## What is needed
In the data below, find each line containing the string "color" and return it.

## Start Provided information

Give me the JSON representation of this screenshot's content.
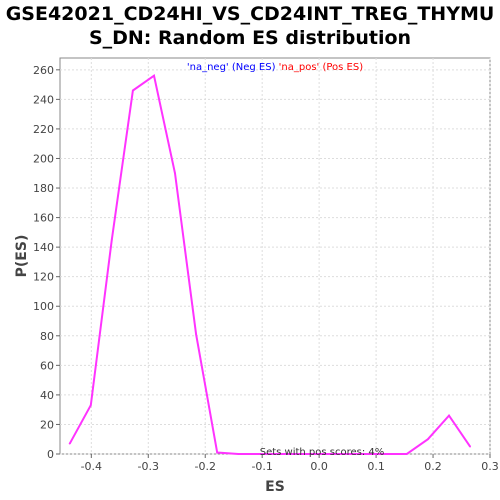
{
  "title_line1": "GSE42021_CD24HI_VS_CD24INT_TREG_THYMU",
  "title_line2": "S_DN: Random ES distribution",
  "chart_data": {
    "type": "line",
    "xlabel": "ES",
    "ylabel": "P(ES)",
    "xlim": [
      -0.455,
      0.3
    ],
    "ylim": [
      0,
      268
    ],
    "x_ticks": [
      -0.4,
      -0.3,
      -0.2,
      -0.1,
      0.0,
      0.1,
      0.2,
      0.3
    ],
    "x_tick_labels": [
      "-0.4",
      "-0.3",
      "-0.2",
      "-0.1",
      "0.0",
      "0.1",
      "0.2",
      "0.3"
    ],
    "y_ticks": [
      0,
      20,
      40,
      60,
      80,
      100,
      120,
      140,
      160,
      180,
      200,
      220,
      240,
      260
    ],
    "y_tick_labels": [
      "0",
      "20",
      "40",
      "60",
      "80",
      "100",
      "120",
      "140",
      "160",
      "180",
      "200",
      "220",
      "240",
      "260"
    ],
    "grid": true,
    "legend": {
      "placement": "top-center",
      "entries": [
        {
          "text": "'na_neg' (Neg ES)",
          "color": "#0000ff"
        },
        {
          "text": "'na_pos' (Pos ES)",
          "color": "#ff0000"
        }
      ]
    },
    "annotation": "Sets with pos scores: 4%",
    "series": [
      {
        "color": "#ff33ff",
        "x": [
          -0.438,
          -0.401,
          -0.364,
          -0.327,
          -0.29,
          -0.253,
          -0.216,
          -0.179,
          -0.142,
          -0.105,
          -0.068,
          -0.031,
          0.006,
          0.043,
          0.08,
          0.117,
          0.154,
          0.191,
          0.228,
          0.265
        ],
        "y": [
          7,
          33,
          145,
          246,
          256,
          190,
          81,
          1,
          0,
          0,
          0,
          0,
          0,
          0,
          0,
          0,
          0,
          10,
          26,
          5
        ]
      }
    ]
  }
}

## End Provided information

## Written response
          "color": "#0000ff"
          "color": "#ff0000"
        "color": "#ff33ff",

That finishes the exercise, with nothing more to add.